→ Source text
Fund in Memory of Adam Walter Wilkens

Our incredibly sweet Adam died unexpectedly March 7, 2019 in his sleep at the age of 36. He was a very healthy and active man and had no symptoms. He leaves such a gaping hole in this life to all those who met and loved him especially myself, his boys (ages 4 and 7), his family, his in-laws, and all his co-workers/friends. It has been a journey to try to find out what has happened to him as I had heard several times that he was "perfect". As I sat in my office one day, I had an overwhelming feeling to call the hospital that Adam had gone to 11 years prior during an accident to see if they had an EKG. They did. They sent it to me and I brought it with to the pediatric EP who I had made appointments with for our boys after Adam's sudden death. Dr. Burton took 2 seconds to identify that Adam likely had Brugada syndrome. This has ignited additional work-ups including genetics with a genetic variant in SNCA-10 gene that has been previously linked to Brugada and a referral to Dr. Ackerman. There are several tests that still need to be done including molecular autopsy to confirm Brugada diagnosis, which will then determine future testing for our sweet boys. To have loved Adam and lost him, has shattered me and our boys beyond pieces but we are passionate in finding the cause and to bring Brugada awareness.

→ Exercise details
How would you say this sentence from the memorial fund page in Spanish: "He was a very healthy and active man and had no symptoms."

→ Extracted records
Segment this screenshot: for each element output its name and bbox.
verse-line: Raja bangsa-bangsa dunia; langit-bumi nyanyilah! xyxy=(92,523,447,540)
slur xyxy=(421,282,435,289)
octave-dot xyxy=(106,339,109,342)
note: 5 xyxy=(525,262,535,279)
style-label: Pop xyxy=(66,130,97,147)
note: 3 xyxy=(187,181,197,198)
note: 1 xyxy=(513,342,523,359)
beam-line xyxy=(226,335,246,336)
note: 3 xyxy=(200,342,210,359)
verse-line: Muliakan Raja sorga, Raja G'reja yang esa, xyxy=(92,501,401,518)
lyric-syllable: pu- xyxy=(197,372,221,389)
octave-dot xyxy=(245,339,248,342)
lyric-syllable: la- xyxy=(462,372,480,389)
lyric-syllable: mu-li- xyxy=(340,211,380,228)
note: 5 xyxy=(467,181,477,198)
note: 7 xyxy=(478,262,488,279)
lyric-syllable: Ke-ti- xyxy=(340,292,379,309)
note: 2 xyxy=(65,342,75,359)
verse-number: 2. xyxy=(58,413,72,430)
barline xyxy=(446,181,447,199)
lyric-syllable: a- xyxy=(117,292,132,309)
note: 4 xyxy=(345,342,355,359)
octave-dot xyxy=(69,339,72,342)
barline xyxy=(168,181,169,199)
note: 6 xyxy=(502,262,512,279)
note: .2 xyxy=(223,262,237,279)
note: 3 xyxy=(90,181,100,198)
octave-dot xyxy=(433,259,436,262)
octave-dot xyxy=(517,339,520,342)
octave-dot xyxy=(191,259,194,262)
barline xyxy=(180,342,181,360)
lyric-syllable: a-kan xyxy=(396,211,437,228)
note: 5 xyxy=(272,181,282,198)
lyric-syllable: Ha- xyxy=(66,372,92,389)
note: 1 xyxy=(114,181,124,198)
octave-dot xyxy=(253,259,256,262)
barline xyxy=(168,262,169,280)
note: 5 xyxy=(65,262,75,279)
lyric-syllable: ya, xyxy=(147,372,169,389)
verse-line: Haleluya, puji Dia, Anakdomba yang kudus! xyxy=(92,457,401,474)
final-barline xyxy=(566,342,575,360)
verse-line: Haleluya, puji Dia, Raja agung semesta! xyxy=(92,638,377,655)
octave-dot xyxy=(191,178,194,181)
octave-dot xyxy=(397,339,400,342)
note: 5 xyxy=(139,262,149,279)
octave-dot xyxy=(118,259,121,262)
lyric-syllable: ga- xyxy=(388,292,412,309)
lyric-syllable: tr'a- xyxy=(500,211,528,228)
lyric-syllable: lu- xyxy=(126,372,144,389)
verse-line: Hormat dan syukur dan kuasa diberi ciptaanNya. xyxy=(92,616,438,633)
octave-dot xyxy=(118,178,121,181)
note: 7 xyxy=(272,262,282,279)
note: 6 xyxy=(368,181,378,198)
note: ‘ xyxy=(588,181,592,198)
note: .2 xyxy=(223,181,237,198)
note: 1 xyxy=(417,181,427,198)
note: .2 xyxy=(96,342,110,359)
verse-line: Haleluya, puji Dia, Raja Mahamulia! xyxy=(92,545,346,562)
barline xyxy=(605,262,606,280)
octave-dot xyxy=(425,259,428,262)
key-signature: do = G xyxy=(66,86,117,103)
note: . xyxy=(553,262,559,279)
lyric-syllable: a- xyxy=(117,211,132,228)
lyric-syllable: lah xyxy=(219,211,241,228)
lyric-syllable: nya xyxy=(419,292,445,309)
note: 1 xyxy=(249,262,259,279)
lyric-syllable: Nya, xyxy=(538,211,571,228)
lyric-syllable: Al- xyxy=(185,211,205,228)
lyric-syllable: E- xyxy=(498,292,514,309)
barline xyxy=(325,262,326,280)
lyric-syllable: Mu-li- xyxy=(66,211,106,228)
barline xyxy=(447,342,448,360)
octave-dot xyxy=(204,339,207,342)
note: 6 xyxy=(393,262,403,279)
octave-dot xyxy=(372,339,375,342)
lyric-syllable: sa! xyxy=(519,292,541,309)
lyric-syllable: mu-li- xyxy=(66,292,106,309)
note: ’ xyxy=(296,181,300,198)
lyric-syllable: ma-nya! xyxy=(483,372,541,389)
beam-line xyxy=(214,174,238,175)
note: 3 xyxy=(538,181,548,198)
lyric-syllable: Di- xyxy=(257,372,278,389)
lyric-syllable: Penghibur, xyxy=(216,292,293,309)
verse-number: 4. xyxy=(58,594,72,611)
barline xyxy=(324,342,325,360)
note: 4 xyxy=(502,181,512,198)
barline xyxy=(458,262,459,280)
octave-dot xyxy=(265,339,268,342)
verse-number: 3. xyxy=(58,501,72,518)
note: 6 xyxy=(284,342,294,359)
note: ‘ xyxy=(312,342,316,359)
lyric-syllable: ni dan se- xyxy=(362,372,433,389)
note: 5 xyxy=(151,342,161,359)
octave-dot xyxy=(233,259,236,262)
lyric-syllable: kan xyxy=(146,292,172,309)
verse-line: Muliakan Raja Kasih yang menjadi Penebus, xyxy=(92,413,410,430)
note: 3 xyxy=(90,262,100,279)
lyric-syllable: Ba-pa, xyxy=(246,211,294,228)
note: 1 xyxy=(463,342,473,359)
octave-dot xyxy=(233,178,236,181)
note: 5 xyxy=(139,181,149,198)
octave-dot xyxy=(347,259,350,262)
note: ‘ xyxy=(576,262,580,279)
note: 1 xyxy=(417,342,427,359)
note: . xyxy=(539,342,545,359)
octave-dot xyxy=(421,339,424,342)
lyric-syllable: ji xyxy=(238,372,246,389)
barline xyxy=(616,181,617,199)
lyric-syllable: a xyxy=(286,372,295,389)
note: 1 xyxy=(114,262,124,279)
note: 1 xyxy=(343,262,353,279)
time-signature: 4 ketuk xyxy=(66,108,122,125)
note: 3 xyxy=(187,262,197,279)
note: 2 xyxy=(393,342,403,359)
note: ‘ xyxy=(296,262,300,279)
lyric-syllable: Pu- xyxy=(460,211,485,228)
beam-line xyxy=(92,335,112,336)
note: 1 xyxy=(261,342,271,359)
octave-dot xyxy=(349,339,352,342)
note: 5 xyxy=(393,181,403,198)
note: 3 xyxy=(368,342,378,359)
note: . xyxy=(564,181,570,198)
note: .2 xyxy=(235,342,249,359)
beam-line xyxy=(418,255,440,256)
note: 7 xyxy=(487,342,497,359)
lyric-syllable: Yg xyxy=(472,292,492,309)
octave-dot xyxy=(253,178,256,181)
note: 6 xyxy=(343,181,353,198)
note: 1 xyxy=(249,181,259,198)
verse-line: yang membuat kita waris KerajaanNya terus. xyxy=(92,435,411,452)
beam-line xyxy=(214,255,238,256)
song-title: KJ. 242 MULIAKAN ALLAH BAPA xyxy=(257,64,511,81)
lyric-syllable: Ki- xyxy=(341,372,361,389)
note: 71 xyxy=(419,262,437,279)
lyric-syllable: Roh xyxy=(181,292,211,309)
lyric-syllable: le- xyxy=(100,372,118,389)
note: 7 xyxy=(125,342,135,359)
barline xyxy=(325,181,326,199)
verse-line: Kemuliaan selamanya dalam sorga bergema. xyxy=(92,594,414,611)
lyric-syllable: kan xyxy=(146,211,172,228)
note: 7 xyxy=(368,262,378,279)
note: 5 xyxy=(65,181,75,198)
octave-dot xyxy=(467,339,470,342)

→ Solution
Era un hombre muy sano y activo y no tenía ningún síntoma.